Thursday, February 21, 2008

We Are the Ones We've Been Waiting For

It’s impossible to understand (or confront) the silence of the leading presidential candidates about the murder of Lawrence King without looking at how progressives in the U.S. have dealt with values-laden issues for some decades now. Today’s AlterNet blog (www.alternet.org/blogs/peek/77366/) has an enlightening article by Trish at Pensito Review entitled "The Secret of Obama’s Success: He Listens to George Lakoff.” Lakoff (who founded the Rockridge Institute—see www.rockridgeinstitute.org/) argues that the political discourse of American progressives avoids values-laden rhetoric in favor of reason-based analysis of policies. Lakoff notes:

Progressives regularly mistake policies with values, which are ethical ideas like empathy, responsibility, fairness, freedom, justice, and so on. Policies are not themselves values, though they are, or should be, based on values. Thus, Social Security and universal health insurance are not values; they are policies meant to reflect and codify the values of human dignity, the common good, fairness, and equality.
In Lakoff’s view, the unwillingness of progressives to engage values is a mistake. I agree wholeheartedly. As my profile for this blog notes, among my chief interests are challenging the religious right’s claim to own God, calling the churches to accountability for injustice to LGBT persons, and stopping bullying of LGBT youth in schools. These are interrelated goals, and it’s impossible to understand the silence of both the leading “progressive” candidates for president and the silence of the churches about the death of Lawrence King, without looking at what progressives have done to values issues in the recent past, as the right wing has dominated the political landscape of America.
During this period, progressives have been all too willing to relinquish values-laden discourse to the right, and especially the religious right. We who recognize that the values represented by the religions of the world and their ethical traditions are far more diverse and revolutionary than the religious right wants Americans to believe have been conspicuously silent, as people who betray the core values of the world’s religions posture as the sole owners of values discourse.

*SET TASK A:* Translate this sentence from the blog post on progressives and values into Spanish: "In Lakoff’s view, the unwillingness of progressives to engage values is a mistake."
*SET TASK B:*
Answer these questions using the blog post on progressives and values above:
(i) What is the title of the article by Trish at Pensito Review?
(ii) Which institute did Lakoff found?
(iii) Which two policies does the quoted passage from Lakoff say are not values?

*PROVIDED MATERIAL:*
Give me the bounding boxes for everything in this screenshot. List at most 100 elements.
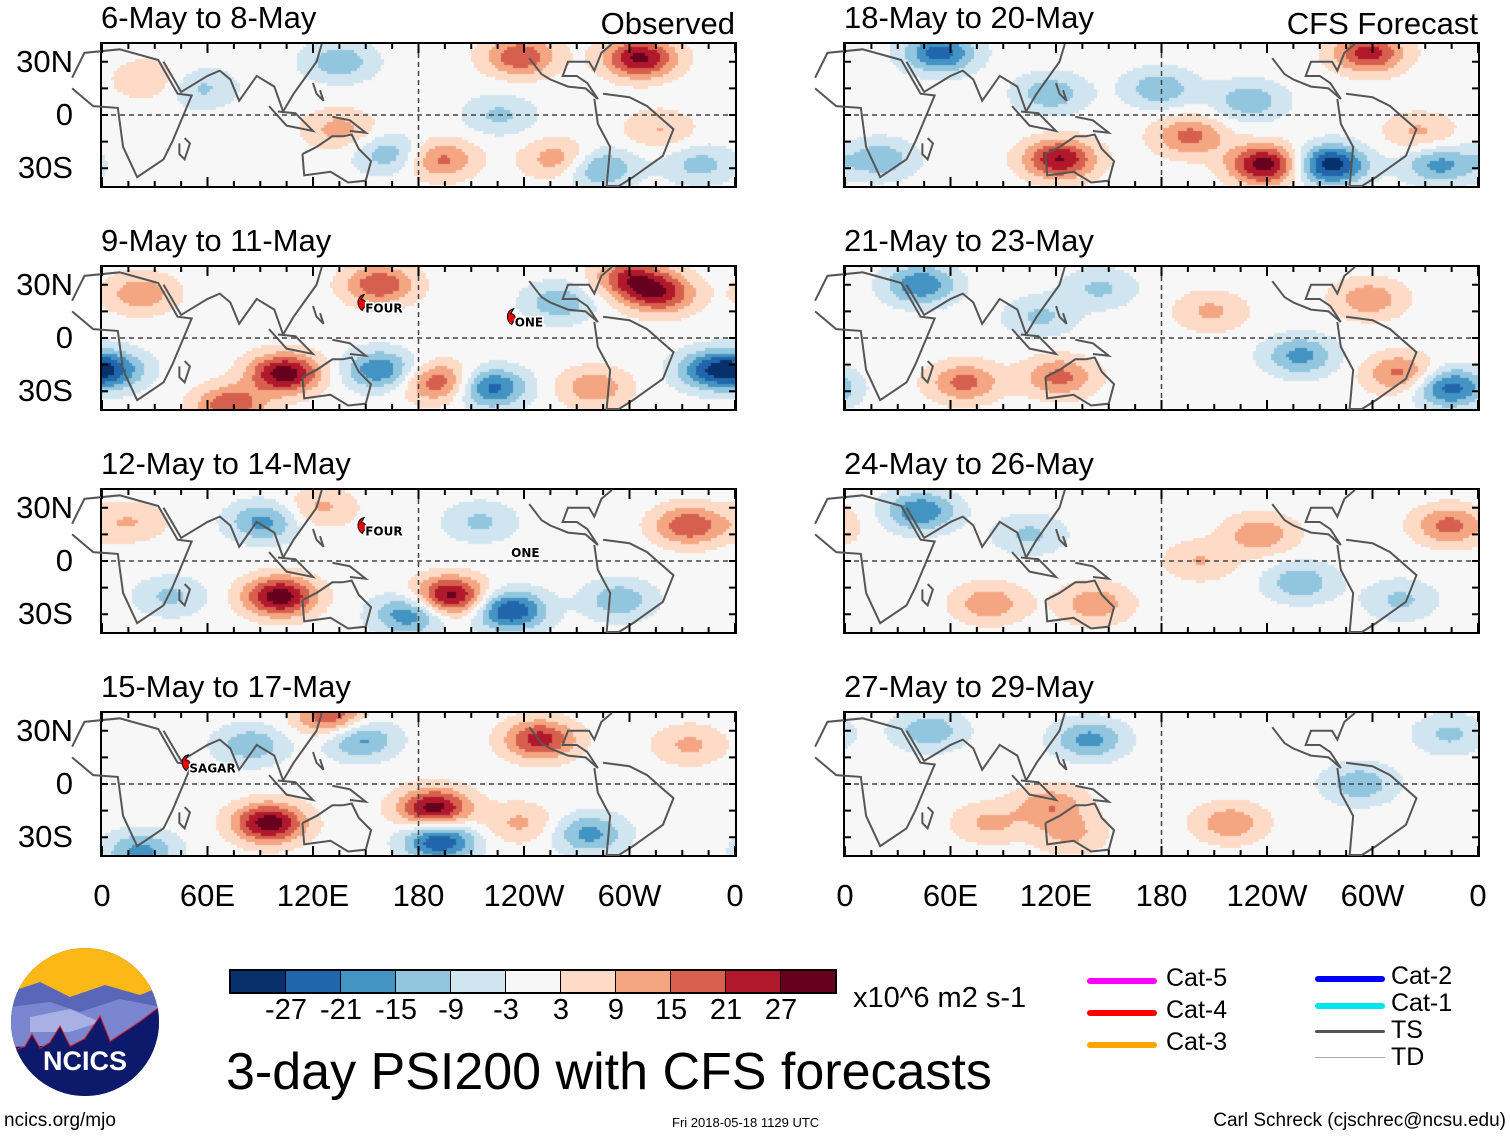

*SOLUTION A:* En opinión de Lakoff, la falta de disposición de los progresistas a abordar los valores es un error.

*SOLUTION B:*
(i) "The Secret of Obama’s Success: He Listens to George Lakoff."
(ii) The Rockridge Institute.
(iii) Social Security and universal health insurance.